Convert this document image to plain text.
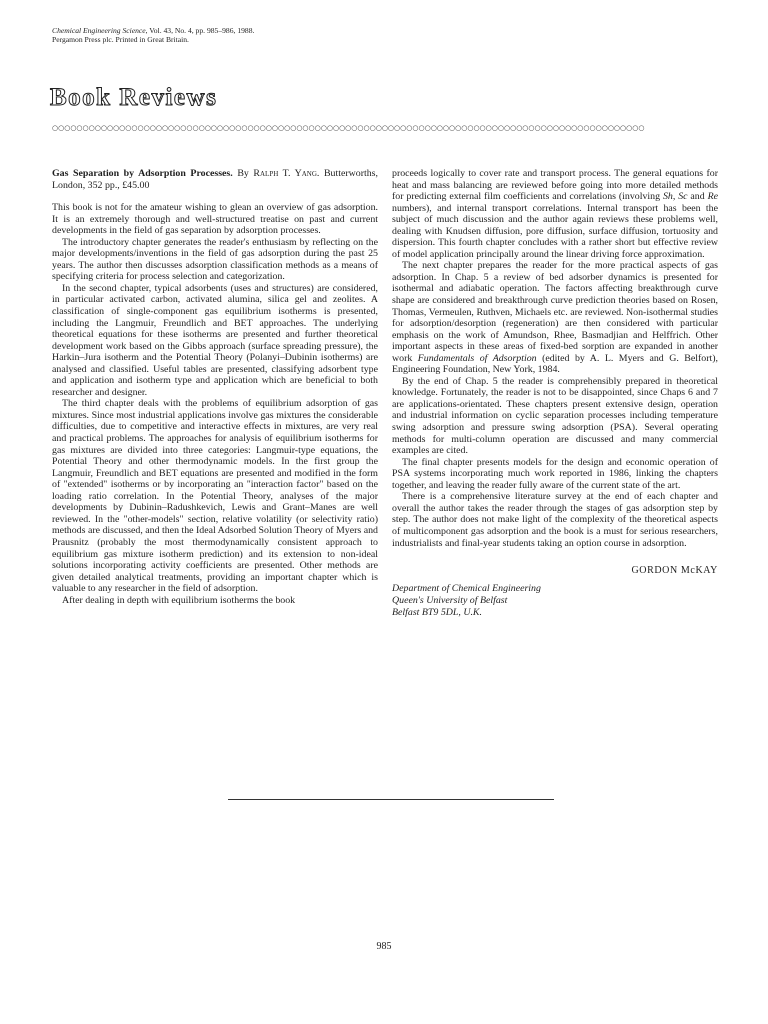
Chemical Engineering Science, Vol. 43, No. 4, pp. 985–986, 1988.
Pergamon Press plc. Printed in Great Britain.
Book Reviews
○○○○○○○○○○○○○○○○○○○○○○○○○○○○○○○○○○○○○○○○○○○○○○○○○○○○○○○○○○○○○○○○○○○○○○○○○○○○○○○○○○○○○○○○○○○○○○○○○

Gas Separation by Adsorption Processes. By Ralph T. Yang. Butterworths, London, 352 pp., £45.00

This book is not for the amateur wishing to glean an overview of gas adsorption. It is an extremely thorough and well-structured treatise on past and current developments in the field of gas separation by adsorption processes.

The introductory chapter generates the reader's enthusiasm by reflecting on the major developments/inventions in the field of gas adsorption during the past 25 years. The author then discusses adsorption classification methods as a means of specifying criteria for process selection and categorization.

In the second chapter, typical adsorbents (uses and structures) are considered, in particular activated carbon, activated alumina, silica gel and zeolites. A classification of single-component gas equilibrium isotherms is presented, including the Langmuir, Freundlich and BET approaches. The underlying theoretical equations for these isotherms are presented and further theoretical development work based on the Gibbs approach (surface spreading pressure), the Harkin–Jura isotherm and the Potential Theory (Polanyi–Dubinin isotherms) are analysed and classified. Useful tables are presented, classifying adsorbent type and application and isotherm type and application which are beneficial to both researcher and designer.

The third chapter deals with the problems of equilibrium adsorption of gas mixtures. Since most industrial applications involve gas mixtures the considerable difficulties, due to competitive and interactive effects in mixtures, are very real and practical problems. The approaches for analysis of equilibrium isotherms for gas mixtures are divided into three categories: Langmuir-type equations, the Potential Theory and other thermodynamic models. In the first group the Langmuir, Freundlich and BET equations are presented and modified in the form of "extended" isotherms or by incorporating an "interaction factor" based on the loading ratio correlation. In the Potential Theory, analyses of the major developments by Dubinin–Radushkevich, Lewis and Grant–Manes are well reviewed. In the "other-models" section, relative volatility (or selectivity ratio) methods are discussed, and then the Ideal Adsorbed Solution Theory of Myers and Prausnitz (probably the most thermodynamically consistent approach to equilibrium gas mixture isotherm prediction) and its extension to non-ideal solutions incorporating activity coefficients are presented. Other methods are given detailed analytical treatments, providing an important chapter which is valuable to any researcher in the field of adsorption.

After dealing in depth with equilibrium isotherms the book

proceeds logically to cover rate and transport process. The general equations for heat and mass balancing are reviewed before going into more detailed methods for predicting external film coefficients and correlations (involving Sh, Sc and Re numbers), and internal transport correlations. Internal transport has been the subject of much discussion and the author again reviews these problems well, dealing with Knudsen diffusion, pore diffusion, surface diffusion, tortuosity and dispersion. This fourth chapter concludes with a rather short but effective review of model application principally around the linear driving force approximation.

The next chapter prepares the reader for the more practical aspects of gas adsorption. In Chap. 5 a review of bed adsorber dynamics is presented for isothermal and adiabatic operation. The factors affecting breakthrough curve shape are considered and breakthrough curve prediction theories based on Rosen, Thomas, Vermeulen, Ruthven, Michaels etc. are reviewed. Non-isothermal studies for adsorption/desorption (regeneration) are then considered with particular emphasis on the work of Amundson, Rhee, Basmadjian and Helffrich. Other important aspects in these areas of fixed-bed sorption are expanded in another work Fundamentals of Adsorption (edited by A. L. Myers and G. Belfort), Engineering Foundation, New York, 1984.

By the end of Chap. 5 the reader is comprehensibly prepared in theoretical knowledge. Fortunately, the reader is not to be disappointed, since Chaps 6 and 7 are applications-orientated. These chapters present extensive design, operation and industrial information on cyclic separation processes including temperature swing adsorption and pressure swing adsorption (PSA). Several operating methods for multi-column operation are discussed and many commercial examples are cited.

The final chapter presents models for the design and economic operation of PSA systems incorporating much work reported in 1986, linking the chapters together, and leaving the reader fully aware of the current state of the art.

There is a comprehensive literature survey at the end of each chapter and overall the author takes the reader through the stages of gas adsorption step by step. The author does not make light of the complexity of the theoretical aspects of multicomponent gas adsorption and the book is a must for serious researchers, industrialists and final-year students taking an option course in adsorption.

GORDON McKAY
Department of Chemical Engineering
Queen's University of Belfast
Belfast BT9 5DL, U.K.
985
##########
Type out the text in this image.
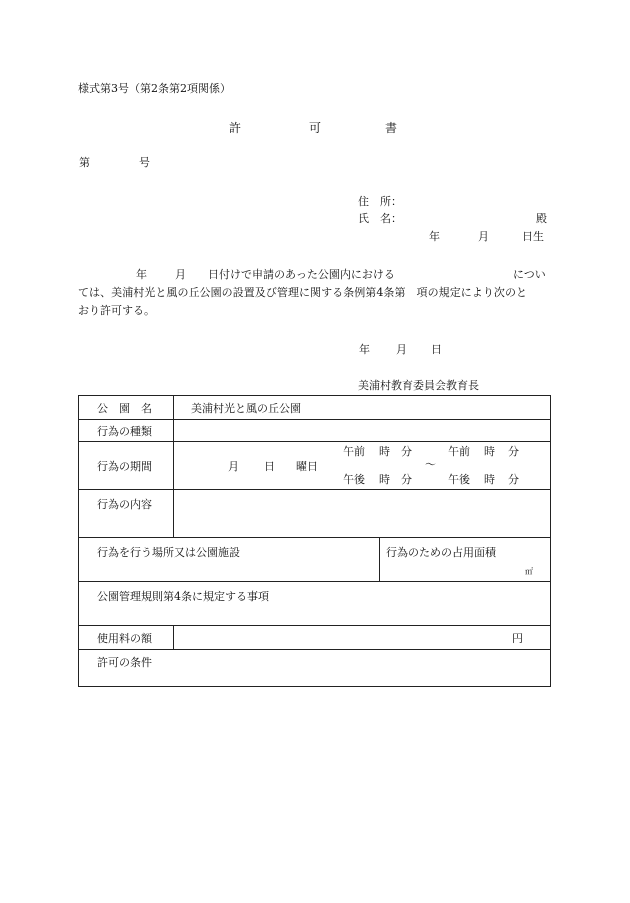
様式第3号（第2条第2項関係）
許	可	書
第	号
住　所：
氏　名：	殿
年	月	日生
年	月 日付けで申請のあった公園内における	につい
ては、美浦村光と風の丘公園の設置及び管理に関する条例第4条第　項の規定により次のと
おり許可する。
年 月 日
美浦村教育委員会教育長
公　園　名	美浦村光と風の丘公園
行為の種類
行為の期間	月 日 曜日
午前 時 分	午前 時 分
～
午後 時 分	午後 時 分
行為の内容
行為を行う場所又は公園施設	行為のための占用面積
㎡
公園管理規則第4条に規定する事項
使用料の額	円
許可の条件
##########
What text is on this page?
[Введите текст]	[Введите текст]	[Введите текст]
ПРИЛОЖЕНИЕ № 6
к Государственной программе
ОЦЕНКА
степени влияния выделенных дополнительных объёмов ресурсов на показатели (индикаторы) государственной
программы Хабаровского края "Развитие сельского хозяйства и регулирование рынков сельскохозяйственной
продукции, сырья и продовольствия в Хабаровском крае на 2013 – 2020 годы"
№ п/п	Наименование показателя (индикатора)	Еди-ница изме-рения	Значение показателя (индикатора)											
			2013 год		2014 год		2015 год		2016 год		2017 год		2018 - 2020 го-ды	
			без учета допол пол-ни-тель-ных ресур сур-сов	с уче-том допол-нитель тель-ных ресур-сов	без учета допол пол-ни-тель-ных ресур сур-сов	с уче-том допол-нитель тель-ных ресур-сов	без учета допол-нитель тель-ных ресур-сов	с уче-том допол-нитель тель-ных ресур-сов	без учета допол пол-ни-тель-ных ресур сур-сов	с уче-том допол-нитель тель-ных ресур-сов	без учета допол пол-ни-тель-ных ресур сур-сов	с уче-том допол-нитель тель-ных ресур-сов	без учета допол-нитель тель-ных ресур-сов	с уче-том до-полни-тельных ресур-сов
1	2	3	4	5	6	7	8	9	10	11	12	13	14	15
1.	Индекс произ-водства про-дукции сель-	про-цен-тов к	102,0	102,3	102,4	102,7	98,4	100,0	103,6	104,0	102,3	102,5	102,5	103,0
##########
### Work to complete
Look through the lines above and collect those with the word "text".

### Response to this task
Convert this document image to plain text.
Type out the text in this image.
What text is on this page?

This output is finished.